§ **Work to be completed**
Copy each line where the word "name" occurs.

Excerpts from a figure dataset
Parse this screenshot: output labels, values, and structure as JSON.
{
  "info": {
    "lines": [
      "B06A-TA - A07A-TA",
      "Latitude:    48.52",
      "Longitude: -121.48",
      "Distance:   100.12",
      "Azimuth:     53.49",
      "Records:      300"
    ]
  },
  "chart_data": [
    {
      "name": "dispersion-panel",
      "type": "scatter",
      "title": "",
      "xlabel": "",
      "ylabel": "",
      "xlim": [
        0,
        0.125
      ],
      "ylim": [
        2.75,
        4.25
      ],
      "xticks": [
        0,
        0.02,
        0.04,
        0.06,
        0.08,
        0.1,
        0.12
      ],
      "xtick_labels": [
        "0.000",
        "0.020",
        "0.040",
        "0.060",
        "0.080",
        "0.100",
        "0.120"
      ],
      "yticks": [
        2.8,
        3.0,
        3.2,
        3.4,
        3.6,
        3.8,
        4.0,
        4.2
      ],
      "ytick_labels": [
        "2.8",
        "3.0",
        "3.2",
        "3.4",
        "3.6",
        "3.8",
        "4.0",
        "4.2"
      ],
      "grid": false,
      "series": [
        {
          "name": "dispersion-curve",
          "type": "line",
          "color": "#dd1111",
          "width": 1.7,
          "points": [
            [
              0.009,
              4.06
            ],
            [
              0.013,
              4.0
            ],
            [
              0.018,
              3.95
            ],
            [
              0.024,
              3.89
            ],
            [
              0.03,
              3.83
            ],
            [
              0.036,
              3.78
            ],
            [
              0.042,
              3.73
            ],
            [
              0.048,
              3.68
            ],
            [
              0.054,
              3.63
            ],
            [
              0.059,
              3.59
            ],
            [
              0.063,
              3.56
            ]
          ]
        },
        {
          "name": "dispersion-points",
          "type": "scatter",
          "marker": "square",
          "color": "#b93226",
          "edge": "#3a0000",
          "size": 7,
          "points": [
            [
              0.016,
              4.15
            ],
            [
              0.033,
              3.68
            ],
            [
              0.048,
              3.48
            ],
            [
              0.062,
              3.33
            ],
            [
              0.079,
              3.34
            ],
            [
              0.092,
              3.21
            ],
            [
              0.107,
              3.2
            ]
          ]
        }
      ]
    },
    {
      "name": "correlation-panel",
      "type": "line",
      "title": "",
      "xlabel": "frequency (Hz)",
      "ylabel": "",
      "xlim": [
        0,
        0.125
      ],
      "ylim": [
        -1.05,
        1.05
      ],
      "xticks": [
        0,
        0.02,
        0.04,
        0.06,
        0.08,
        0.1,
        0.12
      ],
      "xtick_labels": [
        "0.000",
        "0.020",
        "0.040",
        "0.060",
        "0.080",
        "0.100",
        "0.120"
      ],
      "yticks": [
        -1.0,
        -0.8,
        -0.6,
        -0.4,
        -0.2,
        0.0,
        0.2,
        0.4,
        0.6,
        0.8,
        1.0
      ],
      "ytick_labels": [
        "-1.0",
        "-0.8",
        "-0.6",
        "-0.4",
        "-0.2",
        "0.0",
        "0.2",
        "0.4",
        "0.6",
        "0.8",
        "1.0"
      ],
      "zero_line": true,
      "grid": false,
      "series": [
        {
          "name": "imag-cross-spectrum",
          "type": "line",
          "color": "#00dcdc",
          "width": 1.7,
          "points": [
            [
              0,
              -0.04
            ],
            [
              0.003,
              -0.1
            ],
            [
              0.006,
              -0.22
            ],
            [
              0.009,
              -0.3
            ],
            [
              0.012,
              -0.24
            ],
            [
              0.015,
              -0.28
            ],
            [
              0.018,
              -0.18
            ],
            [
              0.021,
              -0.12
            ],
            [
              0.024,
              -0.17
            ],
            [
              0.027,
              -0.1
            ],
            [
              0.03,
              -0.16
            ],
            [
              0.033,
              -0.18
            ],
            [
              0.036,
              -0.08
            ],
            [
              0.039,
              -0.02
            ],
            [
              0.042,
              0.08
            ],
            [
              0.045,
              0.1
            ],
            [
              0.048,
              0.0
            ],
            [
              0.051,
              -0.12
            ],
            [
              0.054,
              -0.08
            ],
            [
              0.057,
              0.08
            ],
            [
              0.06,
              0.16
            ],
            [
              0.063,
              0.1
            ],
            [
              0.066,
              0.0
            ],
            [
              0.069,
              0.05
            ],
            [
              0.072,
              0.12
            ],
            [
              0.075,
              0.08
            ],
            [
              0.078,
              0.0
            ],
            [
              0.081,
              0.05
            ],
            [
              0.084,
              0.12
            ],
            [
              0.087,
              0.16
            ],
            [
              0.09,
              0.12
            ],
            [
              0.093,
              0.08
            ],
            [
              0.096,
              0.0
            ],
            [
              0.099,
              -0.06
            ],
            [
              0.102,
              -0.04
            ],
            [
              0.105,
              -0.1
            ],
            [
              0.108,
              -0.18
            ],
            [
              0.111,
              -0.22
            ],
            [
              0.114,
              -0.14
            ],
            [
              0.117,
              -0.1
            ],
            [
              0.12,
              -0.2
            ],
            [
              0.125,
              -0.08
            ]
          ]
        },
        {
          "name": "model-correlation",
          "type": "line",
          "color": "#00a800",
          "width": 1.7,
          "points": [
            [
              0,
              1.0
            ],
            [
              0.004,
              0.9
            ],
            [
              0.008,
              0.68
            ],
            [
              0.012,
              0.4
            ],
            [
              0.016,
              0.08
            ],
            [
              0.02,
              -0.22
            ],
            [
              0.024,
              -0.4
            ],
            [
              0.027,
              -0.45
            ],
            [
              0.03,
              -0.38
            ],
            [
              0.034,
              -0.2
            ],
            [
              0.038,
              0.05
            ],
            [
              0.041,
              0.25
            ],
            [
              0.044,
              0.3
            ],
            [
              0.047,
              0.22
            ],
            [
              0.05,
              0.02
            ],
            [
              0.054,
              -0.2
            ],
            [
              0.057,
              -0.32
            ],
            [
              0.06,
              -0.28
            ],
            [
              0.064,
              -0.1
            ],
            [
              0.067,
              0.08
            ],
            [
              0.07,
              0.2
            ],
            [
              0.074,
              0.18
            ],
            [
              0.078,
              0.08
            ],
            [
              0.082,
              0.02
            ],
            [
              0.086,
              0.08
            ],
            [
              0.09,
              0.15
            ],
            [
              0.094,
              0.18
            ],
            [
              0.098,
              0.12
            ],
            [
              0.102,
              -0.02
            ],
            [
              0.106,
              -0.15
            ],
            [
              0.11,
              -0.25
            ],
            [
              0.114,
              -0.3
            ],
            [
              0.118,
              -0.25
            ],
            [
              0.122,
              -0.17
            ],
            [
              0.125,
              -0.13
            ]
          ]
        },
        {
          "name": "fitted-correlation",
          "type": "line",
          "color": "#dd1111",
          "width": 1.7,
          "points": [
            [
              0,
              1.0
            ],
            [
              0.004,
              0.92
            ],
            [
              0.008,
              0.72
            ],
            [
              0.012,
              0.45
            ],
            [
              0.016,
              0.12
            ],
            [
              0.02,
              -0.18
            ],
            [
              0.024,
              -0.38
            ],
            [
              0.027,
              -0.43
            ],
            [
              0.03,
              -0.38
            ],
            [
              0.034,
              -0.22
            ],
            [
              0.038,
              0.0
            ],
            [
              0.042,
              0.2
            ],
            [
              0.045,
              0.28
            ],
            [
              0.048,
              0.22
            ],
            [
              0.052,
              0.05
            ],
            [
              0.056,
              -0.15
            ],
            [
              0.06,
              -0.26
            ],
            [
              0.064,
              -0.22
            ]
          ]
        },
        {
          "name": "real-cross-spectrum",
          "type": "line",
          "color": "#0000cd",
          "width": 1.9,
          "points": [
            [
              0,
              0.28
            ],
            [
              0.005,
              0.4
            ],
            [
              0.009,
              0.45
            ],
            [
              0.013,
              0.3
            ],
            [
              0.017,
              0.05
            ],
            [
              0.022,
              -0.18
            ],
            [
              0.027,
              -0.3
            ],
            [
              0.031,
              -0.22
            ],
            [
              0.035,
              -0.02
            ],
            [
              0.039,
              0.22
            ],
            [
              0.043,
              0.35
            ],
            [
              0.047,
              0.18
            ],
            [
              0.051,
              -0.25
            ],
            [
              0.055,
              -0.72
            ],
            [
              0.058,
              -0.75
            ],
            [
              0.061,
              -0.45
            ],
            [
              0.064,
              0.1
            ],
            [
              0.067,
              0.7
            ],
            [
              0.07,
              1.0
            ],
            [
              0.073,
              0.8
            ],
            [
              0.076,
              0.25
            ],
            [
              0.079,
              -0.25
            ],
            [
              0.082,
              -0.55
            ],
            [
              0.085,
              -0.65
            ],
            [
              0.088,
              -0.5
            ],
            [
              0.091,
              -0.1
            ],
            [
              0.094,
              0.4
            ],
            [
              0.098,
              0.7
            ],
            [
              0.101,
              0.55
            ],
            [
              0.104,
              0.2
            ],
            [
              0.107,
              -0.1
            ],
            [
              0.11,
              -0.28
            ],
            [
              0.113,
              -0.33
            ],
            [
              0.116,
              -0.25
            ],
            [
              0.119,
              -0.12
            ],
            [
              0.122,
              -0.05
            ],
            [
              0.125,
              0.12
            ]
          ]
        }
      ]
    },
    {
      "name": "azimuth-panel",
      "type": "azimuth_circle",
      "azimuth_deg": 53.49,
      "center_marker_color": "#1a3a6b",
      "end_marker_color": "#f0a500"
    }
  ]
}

§ **Solution**
      "name": "dispersion-panel",
          "name": "dispersion-curve",
          "name": "dispersion-points",
      "name": "correlation-panel",
          "name": "imag-cross-spectrum",
          "name": "model-correlation",
          "name": "fitted-correlation",
          "name": "real-cross-spectrum",
      "name": "azimuth-panel",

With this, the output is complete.